Report how many lines below contain the word "into". Give only the number.

= = = = =

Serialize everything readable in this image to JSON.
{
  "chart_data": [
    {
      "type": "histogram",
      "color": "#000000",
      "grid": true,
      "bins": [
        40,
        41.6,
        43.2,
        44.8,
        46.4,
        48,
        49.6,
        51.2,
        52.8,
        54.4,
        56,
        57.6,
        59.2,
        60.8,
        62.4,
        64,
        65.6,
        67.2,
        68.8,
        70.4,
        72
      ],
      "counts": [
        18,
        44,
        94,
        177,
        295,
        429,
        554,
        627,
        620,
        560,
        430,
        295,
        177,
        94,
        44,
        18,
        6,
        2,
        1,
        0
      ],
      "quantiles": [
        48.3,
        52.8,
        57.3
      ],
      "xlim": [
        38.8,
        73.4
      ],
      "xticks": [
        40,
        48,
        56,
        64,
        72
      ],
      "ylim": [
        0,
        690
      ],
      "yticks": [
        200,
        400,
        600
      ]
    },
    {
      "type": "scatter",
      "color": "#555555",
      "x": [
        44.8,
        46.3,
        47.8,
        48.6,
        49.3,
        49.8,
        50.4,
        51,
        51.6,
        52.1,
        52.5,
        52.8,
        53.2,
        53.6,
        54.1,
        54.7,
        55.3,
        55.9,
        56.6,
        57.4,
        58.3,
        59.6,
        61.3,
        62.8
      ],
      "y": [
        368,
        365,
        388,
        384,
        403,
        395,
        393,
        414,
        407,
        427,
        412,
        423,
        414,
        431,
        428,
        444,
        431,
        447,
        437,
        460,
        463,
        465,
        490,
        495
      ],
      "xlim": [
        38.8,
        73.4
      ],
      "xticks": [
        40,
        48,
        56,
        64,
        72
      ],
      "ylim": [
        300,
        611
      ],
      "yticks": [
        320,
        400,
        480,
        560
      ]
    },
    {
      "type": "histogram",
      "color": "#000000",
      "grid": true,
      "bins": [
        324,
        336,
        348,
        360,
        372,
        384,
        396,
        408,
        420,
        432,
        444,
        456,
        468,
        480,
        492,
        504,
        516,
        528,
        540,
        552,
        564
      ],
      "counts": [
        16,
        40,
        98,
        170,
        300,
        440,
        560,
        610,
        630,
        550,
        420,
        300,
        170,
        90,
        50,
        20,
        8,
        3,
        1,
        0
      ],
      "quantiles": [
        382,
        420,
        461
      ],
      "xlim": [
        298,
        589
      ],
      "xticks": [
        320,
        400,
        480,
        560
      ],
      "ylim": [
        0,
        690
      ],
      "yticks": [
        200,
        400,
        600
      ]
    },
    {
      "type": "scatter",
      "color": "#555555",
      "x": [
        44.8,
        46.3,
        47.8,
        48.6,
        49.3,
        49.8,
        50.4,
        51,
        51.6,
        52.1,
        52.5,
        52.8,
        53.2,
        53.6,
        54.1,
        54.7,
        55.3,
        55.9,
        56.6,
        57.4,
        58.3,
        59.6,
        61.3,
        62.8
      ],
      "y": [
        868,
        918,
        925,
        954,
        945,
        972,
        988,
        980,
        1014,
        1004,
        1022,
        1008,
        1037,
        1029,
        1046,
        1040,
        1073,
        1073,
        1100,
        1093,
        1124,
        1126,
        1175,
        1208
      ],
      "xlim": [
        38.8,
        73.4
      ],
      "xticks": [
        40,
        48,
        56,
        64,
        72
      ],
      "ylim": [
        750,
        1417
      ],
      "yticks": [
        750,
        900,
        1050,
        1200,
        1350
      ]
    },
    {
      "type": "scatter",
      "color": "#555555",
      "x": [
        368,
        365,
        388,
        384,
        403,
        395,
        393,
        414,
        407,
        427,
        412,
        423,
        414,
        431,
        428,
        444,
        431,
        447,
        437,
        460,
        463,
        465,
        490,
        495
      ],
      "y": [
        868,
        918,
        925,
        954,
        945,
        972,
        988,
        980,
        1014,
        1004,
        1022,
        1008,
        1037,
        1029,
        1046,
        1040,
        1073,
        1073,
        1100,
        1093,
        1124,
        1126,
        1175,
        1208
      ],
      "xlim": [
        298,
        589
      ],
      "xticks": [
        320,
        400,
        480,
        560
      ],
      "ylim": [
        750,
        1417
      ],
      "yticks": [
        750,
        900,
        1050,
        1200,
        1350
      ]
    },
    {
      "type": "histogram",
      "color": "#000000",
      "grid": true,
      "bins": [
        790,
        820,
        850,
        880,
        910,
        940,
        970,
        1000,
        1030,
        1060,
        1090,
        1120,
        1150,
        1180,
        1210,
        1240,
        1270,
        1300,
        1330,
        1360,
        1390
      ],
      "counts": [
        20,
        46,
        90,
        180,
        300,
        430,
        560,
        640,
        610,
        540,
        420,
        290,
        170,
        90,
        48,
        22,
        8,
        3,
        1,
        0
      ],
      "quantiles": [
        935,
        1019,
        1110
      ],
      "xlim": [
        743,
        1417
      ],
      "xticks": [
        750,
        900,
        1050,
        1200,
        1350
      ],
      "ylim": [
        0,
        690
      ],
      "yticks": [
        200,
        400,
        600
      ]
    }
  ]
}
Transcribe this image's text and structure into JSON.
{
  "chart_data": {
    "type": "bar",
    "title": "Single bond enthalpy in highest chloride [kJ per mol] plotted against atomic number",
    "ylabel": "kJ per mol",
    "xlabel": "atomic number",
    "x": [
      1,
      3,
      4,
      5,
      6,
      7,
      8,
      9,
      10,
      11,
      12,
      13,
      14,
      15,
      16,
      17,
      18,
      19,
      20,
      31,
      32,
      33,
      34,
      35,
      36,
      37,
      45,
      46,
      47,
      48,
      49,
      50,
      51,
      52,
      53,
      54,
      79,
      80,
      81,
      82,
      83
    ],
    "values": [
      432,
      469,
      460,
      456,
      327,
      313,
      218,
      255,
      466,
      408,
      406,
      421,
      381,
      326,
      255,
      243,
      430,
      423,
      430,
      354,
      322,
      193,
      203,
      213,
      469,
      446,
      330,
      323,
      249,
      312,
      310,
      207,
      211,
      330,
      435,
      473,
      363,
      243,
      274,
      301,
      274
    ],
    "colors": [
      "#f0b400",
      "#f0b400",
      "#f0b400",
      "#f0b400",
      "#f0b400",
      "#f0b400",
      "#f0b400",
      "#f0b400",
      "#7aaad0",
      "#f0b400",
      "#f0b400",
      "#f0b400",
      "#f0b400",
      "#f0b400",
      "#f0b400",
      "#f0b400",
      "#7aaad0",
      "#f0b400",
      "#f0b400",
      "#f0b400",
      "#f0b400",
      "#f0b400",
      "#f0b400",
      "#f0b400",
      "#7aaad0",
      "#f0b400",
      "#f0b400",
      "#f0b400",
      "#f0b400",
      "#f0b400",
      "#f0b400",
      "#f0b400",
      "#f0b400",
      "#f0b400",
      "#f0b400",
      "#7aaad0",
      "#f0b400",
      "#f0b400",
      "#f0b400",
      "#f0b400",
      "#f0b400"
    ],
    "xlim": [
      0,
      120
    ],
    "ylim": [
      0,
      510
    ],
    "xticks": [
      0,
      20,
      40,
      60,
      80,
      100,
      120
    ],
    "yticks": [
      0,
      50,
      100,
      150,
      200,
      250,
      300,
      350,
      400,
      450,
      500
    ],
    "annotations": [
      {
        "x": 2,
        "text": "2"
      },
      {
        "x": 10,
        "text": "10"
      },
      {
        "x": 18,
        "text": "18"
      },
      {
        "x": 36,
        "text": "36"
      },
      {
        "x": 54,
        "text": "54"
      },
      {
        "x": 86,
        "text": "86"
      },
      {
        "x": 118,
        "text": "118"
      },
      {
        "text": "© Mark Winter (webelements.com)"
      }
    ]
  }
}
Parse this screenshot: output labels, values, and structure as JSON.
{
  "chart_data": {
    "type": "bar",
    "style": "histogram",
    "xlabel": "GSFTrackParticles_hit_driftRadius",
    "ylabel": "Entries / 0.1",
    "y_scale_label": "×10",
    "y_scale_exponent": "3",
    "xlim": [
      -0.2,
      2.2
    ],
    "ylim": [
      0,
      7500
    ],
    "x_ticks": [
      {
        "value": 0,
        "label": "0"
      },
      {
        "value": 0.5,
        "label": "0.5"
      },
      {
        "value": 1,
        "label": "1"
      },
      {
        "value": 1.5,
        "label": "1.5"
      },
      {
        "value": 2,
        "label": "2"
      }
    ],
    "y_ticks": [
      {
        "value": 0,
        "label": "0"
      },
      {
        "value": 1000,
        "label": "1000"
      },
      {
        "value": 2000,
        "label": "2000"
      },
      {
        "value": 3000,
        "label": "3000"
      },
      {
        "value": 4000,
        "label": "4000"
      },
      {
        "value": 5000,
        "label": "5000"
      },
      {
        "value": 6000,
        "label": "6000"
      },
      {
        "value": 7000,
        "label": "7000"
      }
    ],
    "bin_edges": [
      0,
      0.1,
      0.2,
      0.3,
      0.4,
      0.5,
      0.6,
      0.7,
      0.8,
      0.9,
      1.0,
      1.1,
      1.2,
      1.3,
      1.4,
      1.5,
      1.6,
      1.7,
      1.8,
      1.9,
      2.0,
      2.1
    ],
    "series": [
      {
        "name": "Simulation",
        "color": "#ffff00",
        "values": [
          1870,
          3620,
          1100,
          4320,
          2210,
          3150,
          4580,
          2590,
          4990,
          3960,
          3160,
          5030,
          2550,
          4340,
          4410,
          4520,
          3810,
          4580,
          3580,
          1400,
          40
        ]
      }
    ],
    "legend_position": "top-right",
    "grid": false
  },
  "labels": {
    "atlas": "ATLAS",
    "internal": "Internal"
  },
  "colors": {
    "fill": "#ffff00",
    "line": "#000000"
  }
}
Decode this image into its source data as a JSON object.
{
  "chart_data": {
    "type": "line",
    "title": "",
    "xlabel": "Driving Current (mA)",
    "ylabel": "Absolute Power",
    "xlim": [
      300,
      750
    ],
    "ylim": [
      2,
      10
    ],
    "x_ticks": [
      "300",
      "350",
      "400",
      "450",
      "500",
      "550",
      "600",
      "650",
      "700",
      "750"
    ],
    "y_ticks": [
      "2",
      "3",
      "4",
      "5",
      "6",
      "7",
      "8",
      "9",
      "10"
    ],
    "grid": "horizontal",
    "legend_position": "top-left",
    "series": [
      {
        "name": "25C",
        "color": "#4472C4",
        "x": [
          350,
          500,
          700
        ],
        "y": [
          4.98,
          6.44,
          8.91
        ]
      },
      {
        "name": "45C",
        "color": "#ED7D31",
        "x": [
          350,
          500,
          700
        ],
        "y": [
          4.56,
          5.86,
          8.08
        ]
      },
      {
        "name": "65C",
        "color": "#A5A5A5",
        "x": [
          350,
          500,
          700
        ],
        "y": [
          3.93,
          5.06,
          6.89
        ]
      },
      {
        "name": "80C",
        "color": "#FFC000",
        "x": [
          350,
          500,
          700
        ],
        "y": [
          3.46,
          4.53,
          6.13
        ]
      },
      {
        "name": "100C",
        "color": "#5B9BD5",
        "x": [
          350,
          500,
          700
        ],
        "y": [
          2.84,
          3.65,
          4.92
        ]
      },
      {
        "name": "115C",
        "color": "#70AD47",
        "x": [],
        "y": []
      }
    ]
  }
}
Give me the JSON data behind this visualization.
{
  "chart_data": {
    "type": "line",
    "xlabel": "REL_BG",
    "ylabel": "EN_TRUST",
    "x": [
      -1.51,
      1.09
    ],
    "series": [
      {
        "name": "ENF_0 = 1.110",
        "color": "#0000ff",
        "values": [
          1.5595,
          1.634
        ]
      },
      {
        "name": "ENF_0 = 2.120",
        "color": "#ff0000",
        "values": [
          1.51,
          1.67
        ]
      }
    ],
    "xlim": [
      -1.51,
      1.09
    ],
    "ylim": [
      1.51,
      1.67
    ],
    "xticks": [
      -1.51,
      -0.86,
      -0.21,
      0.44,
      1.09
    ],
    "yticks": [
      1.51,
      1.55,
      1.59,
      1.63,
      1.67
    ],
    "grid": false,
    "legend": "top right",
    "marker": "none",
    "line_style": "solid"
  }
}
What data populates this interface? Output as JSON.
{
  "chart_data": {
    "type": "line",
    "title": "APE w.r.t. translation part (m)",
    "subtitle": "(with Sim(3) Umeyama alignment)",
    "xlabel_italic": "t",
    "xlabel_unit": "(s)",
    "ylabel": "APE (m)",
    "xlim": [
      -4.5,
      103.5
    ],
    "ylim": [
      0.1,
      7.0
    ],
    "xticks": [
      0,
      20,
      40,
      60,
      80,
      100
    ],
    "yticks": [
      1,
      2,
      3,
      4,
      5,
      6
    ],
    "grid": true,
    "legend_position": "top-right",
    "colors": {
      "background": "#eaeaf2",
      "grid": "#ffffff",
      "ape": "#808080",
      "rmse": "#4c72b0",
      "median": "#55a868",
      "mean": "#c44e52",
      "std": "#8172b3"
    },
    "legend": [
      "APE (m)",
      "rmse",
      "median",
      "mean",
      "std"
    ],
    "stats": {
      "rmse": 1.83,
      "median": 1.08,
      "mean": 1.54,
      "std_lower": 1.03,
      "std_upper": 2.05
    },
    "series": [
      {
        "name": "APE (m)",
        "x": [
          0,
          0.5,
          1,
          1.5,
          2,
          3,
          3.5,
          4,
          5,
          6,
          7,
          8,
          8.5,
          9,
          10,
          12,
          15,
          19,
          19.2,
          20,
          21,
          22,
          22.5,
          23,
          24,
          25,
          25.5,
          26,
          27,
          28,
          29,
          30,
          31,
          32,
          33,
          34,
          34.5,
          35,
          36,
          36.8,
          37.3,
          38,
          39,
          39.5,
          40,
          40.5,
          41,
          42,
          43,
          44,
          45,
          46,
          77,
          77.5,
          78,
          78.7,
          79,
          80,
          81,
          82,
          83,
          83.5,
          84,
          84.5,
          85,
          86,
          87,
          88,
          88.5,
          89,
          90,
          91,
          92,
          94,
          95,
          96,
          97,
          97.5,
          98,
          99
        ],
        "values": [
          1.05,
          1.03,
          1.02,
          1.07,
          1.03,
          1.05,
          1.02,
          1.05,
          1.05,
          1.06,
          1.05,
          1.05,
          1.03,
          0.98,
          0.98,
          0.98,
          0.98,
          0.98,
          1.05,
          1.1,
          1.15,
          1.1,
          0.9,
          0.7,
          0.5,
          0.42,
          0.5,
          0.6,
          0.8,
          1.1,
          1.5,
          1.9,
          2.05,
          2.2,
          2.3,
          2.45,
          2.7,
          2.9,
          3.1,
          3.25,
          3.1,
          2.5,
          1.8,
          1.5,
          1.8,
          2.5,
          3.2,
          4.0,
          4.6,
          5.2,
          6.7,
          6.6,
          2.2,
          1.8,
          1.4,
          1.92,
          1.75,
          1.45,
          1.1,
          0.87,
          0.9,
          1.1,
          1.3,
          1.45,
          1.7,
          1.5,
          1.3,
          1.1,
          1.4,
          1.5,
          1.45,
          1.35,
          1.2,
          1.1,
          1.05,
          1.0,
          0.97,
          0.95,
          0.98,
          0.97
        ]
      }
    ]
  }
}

= = = = =

- Problem solution
2